» Problem to solve: Here are some records; quote them exactly, leaving out the pictures.

» Material to process:
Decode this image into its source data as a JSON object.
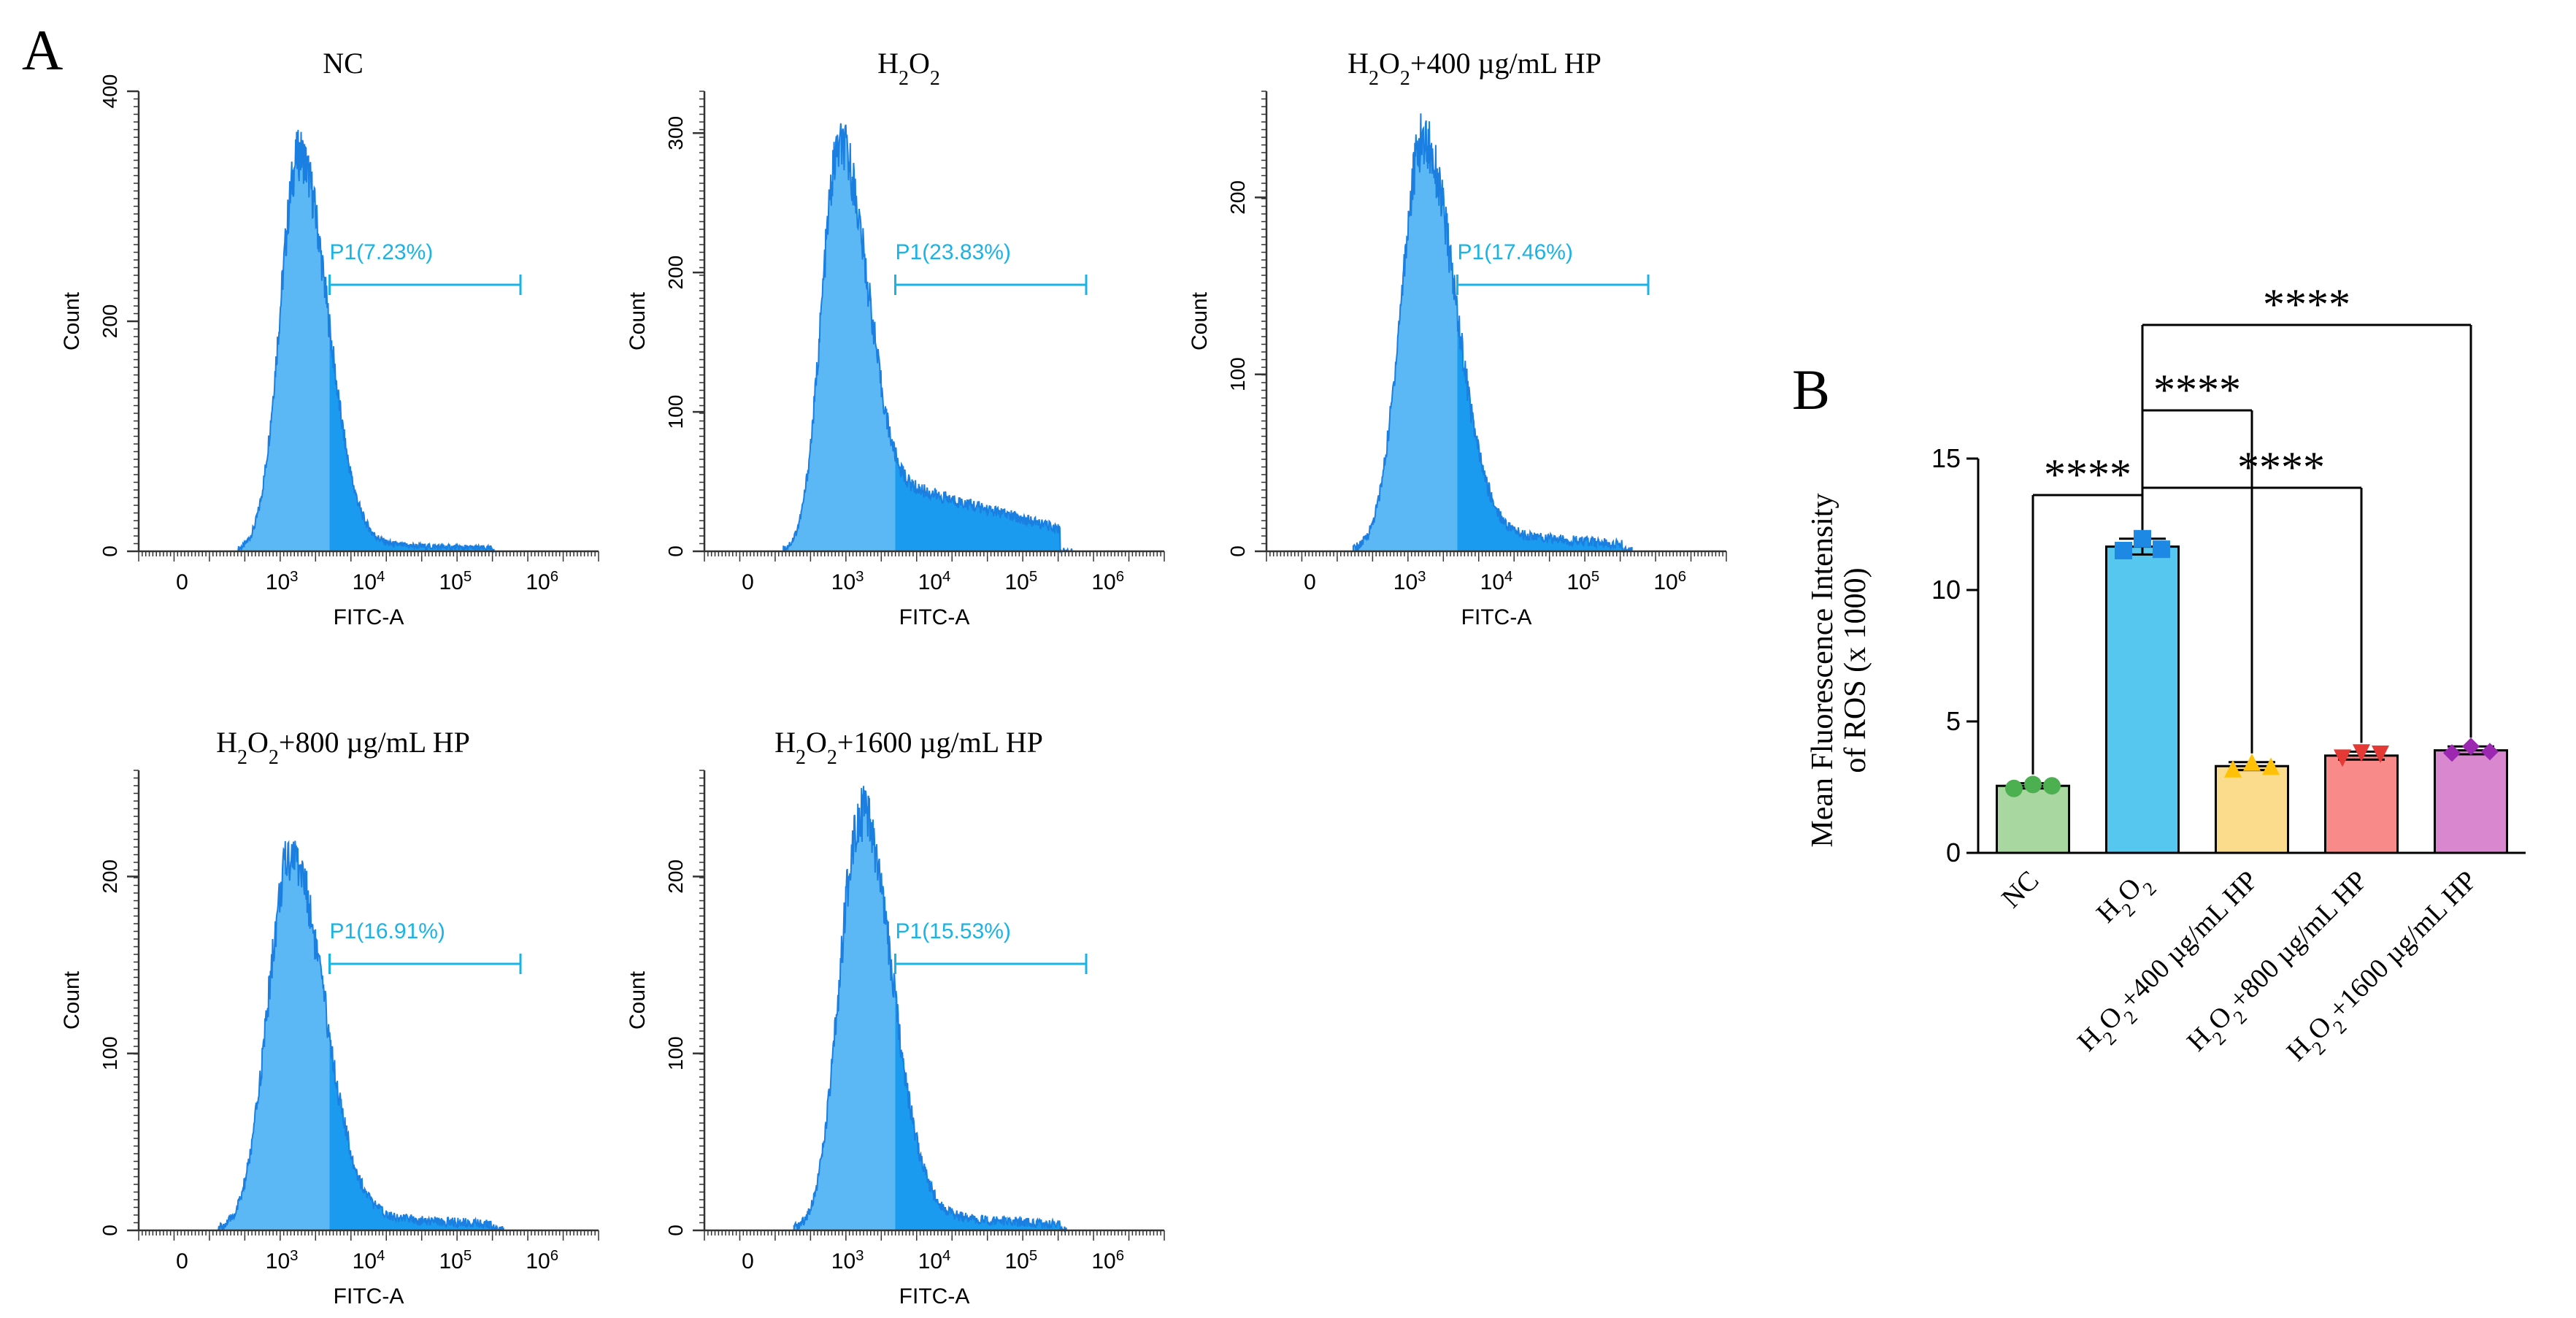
{
  "figure": {
    "panel_a_letter": "A",
    "panel_b_letter": "B"
  },
  "colors": {
    "histogram_fill": "#5bb8f5",
    "histogram_fill_gate": "#1a9bf0",
    "histogram_edge": "#1a7fe0",
    "gate_line": "#1ab3e6",
    "axis": "#333333"
  },
  "chart_data": [
    {
      "type": "area",
      "title": "NC",
      "title_parts": [
        "NC"
      ],
      "xlabel": "FITC-A",
      "ylabel": "Count",
      "ylim": [
        0,
        400
      ],
      "yticks": [
        0,
        200,
        400
      ],
      "xtick_labels": [
        {
          "base": "0",
          "exp": ""
        },
        {
          "base": "10",
          "exp": "3"
        },
        {
          "base": "10",
          "exp": "4"
        },
        {
          "base": "10",
          "exp": "5"
        },
        {
          "base": "10",
          "exp": "6"
        }
      ],
      "gate": {
        "label": "P1(7.23%)",
        "percent": 7.23,
        "x_start_log": 3.55,
        "x_end_log": 5.75
      },
      "peak_log": 3.2,
      "peak_count": 345,
      "spread_left": 0.22,
      "spread_right": 0.32,
      "tail_count": 6
    },
    {
      "type": "area",
      "title": "H2O2",
      "title_parts": [
        "H",
        "2",
        "O",
        "2"
      ],
      "xlabel": "FITC-A",
      "ylabel": "Count",
      "ylim": [
        0,
        330
      ],
      "yticks": [
        0,
        100,
        200,
        300
      ],
      "xtick_labels": [
        {
          "base": "0",
          "exp": ""
        },
        {
          "base": "10",
          "exp": "3"
        },
        {
          "base": "10",
          "exp": "4"
        },
        {
          "base": "10",
          "exp": "5"
        },
        {
          "base": "10",
          "exp": "6"
        }
      ],
      "gate": {
        "label": "P1(23.83%)",
        "percent": 23.83,
        "x_start_log": 3.55,
        "x_end_log": 5.75
      },
      "peak_log": 2.9,
      "peak_count": 288,
      "spread_left": 0.2,
      "spread_right": 0.3,
      "tail_count": 42
    },
    {
      "type": "area",
      "title": "H2O2+400 µg/mL HP",
      "title_parts": [
        "H",
        "2",
        "O",
        "2",
        "+400 µg/mL HP"
      ],
      "xlabel": "FITC-A",
      "ylabel": "Count",
      "ylim": [
        0,
        260
      ],
      "yticks": [
        0,
        100,
        200
      ],
      "xtick_labels": [
        {
          "base": "0",
          "exp": ""
        },
        {
          "base": "10",
          "exp": "3"
        },
        {
          "base": "10",
          "exp": "4"
        },
        {
          "base": "10",
          "exp": "5"
        },
        {
          "base": "10",
          "exp": "6"
        }
      ],
      "gate": {
        "label": "P1(17.46%)",
        "percent": 17.46,
        "x_start_log": 3.55,
        "x_end_log": 5.75
      },
      "peak_log": 3.15,
      "peak_count": 232,
      "spread_left": 0.25,
      "spread_right": 0.36,
      "tail_count": 10
    },
    {
      "type": "area",
      "title": "H2O2+800 µg/mL HP",
      "title_parts": [
        "H",
        "2",
        "O",
        "2",
        "+800 µg/mL HP"
      ],
      "xlabel": "FITC-A",
      "ylabel": "Count",
      "ylim": [
        0,
        260
      ],
      "yticks": [
        0,
        100,
        200
      ],
      "xtick_labels": [
        {
          "base": "0",
          "exp": ""
        },
        {
          "base": "10",
          "exp": "3"
        },
        {
          "base": "10",
          "exp": "4"
        },
        {
          "base": "10",
          "exp": "5"
        },
        {
          "base": "10",
          "exp": "6"
        }
      ],
      "gate": {
        "label": "P1(16.91%)",
        "percent": 16.91,
        "x_start_log": 3.55,
        "x_end_log": 5.75
      },
      "peak_log": 3.1,
      "peak_count": 212,
      "spread_left": 0.26,
      "spread_right": 0.37,
      "tail_count": 8
    },
    {
      "type": "area",
      "title": "H2O2+1600 µg/mL HP",
      "title_parts": [
        "H",
        "2",
        "O",
        "2",
        "+1600 µg/mL HP"
      ],
      "xlabel": "FITC-A",
      "ylabel": "Count",
      "ylim": [
        0,
        260
      ],
      "yticks": [
        0,
        100,
        200
      ],
      "xtick_labels": [
        {
          "base": "0",
          "exp": ""
        },
        {
          "base": "10",
          "exp": "3"
        },
        {
          "base": "10",
          "exp": "4"
        },
        {
          "base": "10",
          "exp": "5"
        },
        {
          "base": "10",
          "exp": "6"
        }
      ],
      "gate": {
        "label": "P1(15.53%)",
        "percent": 15.53,
        "x_start_log": 3.55,
        "x_end_log": 5.75
      },
      "peak_log": 3.15,
      "peak_count": 236,
      "spread_left": 0.24,
      "spread_right": 0.35,
      "tail_count": 8
    },
    {
      "type": "bar",
      "title": "",
      "ylabel_line1": "Mean Fluorescence Intensity",
      "ylabel_line2": "of ROS (x 1000)",
      "ylim": [
        0,
        15
      ],
      "yticks": [
        0,
        5,
        10,
        15
      ],
      "categories": [
        {
          "label": "NC",
          "parts": [
            "NC"
          ]
        },
        {
          "label": "H2O2",
          "parts": [
            "H",
            "2",
            "O",
            "2"
          ]
        },
        {
          "label": "H2O2+400 µg/mL HP",
          "parts": [
            "H",
            "2",
            "O",
            "2",
            "+400 µg/mL HP"
          ]
        },
        {
          "label": "H2O2+800 µg/mL HP",
          "parts": [
            "H",
            "2",
            "O",
            "2",
            "+800 µg/mL HP"
          ]
        },
        {
          "label": "H2O2+1600 µg/mL HP",
          "parts": [
            "H",
            "2",
            "O",
            "2",
            "+1600 µg/mL HP"
          ]
        }
      ],
      "values": [
        2.55,
        11.65,
        3.3,
        3.7,
        3.9
      ],
      "errors": [
        0.1,
        0.3,
        0.15,
        0.15,
        0.15
      ],
      "points": [
        [
          2.45,
          2.6,
          2.55
        ],
        [
          11.5,
          11.95,
          11.55
        ],
        [
          3.2,
          3.45,
          3.3
        ],
        [
          3.6,
          3.8,
          3.75
        ],
        [
          3.8,
          4.05,
          3.85
        ]
      ],
      "bar_colors": [
        "#a8d8a0",
        "#56c8f0",
        "#fbdc8c",
        "#f98a8a",
        "#d988d0"
      ],
      "point_colors": [
        "#4caf50",
        "#1e88e5",
        "#ffc107",
        "#e53935",
        "#9c27b0"
      ],
      "point_shapes": [
        "circle",
        "square",
        "triangle",
        "triangle-down",
        "diamond"
      ],
      "significance": [
        {
          "from": 0,
          "to": 1,
          "label": "****",
          "level": 0
        },
        {
          "from": 1,
          "to": 2,
          "label": "****",
          "level": 2
        },
        {
          "from": 1,
          "to": 3,
          "label": "****",
          "level": 1
        },
        {
          "from": 1,
          "to": 4,
          "label": "****",
          "level": 3
        }
      ]
    }
  ]
}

» Right answer:
Decode this image into its source data as a JSON object.
{
  "figure": {
    "panel_a_letter": "A",
    "panel_b_letter": "B"
  },
  "colors": {
    "histogram_fill": "#5bb8f5",
    "histogram_fill_gate": "#1a9bf0",
    "histogram_edge": "#1a7fe0",
    "gate_line": "#1ab3e6",
    "axis": "#333333"
  },
  "chart_data": [
    {
      "type": "area",
      "title": "NC",
      "title_parts": [
        "NC"
      ],
      "xlabel": "FITC-A",
      "ylabel": "Count",
      "ylim": [
        0,
        400
      ],
      "yticks": [
        0,
        200,
        400
      ],
      "xtick_labels": [
        {
          "base": "0",
          "exp": ""
        },
        {
          "base": "10",
          "exp": "3"
        },
        {
          "base": "10",
          "exp": "4"
        },
        {
          "base": "10",
          "exp": "5"
        },
        {
          "base": "10",
          "exp": "6"
        }
      ],
      "gate": {
        "label": "P1(7.23%)",
        "percent": 7.23,
        "x_start_log": 3.55,
        "x_end_log": 5.75
      },
      "peak_log": 3.2,
      "peak_count": 345,
      "spread_left": 0.22,
      "spread_right": 0.32,
      "tail_count": 6
    },
    {
      "type": "area",
      "title": "H2O2",
      "title_parts": [
        "H",
        "2",
        "O",
        "2"
      ],
      "xlabel": "FITC-A",
      "ylabel": "Count",
      "ylim": [
        0,
        330
      ],
      "yticks": [
        0,
        100,
        200,
        300
      ],
      "xtick_labels": [
        {
          "base": "0",
          "exp": ""
        },
        {
          "base": "10",
          "exp": "3"
        },
        {
          "base": "10",
          "exp": "4"
        },
        {
          "base": "10",
          "exp": "5"
        },
        {
          "base": "10",
          "exp": "6"
        }
      ],
      "gate": {
        "label": "P1(23.83%)",
        "percent": 23.83,
        "x_start_log": 3.55,
        "x_end_log": 5.75
      },
      "peak_log": 2.9,
      "peak_count": 288,
      "spread_left": 0.2,
      "spread_right": 0.3,
      "tail_count": 42
    },
    {
      "type": "area",
      "title": "H2O2+400 µg/mL HP",
      "title_parts": [
        "H",
        "2",
        "O",
        "2",
        "+400 µg/mL HP"
      ],
      "xlabel": "FITC-A",
      "ylabel": "Count",
      "ylim": [
        0,
        260
      ],
      "yticks": [
        0,
        100,
        200
      ],
      "xtick_labels": [
        {
          "base": "0",
          "exp": ""
        },
        {
          "base": "10",
          "exp": "3"
        },
        {
          "base": "10",
          "exp": "4"
        },
        {
          "base": "10",
          "exp": "5"
        },
        {
          "base": "10",
          "exp": "6"
        }
      ],
      "gate": {
        "label": "P1(17.46%)",
        "percent": 17.46,
        "x_start_log": 3.55,
        "x_end_log": 5.75
      },
      "peak_log": 3.15,
      "peak_count": 232,
      "spread_left": 0.25,
      "spread_right": 0.36,
      "tail_count": 10
    },
    {
      "type": "area",
      "title": "H2O2+800 µg/mL HP",
      "title_parts": [
        "H",
        "2",
        "O",
        "2",
        "+800 µg/mL HP"
      ],
      "xlabel": "FITC-A",
      "ylabel": "Count",
      "ylim": [
        0,
        260
      ],
      "yticks": [
        0,
        100,
        200
      ],
      "xtick_labels": [
        {
          "base": "0",
          "exp": ""
        },
        {
          "base": "10",
          "exp": "3"
        },
        {
          "base": "10",
          "exp": "4"
        },
        {
          "base": "10",
          "exp": "5"
        },
        {
          "base": "10",
          "exp": "6"
        }
      ],
      "gate": {
        "label": "P1(16.91%)",
        "percent": 16.91,
        "x_start_log": 3.55,
        "x_end_log": 5.75
      },
      "peak_log": 3.1,
      "peak_count": 212,
      "spread_left": 0.26,
      "spread_right": 0.37,
      "tail_count": 8
    },
    {
      "type": "area",
      "title": "H2O2+1600 µg/mL HP",
      "title_parts": [
        "H",
        "2",
        "O",
        "2",
        "+1600 µg/mL HP"
      ],
      "xlabel": "FITC-A",
      "ylabel": "Count",
      "ylim": [
        0,
        260
      ],
      "yticks": [
        0,
        100,
        200
      ],
      "xtick_labels": [
        {
          "base": "0",
          "exp": ""
        },
        {
          "base": "10",
          "exp": "3"
        },
        {
          "base": "10",
          "exp": "4"
        },
        {
          "base": "10",
          "exp": "5"
        },
        {
          "base": "10",
          "exp": "6"
        }
      ],
      "gate": {
        "label": "P1(15.53%)",
        "percent": 15.53,
        "x_start_log": 3.55,
        "x_end_log": 5.75
      },
      "peak_log": 3.15,
      "peak_count": 236,
      "spread_left": 0.24,
      "spread_right": 0.35,
      "tail_count": 8
    },
    {
      "type": "bar",
      "title": "",
      "ylabel_line1": "Mean Fluorescence Intensity",
      "ylabel_line2": "of ROS (x 1000)",
      "ylim": [
        0,
        15
      ],
      "yticks": [
        0,
        5,
        10,
        15
      ],
      "categories": [
        {
          "label": "NC",
          "parts": [
            "NC"
          ]
        },
        {
          "label": "H2O2",
          "parts": [
            "H",
            "2",
            "O",
            "2"
          ]
        },
        {
          "label": "H2O2+400 µg/mL HP",
          "parts": [
            "H",
            "2",
            "O",
            "2",
            "+400 µg/mL HP"
          ]
        },
        {
          "label": "H2O2+800 µg/mL HP",
          "parts": [
            "H",
            "2",
            "O",
            "2",
            "+800 µg/mL HP"
          ]
        },
        {
          "label": "H2O2+1600 µg/mL HP",
          "parts": [
            "H",
            "2",
            "O",
            "2",
            "+1600 µg/mL HP"
          ]
        }
      ],
      "values": [
        2.55,
        11.65,
        3.3,
        3.7,
        3.9
      ],
      "errors": [
        0.1,
        0.3,
        0.15,
        0.15,
        0.15
      ],
      "points": [
        [
          2.45,
          2.6,
          2.55
        ],
        [
          11.5,
          11.95,
          11.55
        ],
        [
          3.2,
          3.45,
          3.3
        ],
        [
          3.6,
          3.8,
          3.75
        ],
        [
          3.8,
          4.05,
          3.85
        ]
      ],
      "bar_colors": [
        "#a8d8a0",
        "#56c8f0",
        "#fbdc8c",
        "#f98a8a",
        "#d988d0"
      ],
      "point_colors": [
        "#4caf50",
        "#1e88e5",
        "#ffc107",
        "#e53935",
        "#9c27b0"
      ],
      "point_shapes": [
        "circle",
        "square",
        "triangle",
        "triangle-down",
        "diamond"
      ],
      "significance": [
        {
          "from": 0,
          "to": 1,
          "label": "****",
          "level": 0
        },
        {
          "from": 1,
          "to": 2,
          "label": "****",
          "level": 2
        },
        {
          "from": 1,
          "to": 3,
          "label": "****",
          "level": 1
        },
        {
          "from": 1,
          "to": 4,
          "label": "****",
          "level": 3
        }
      ]
    }
  ]
}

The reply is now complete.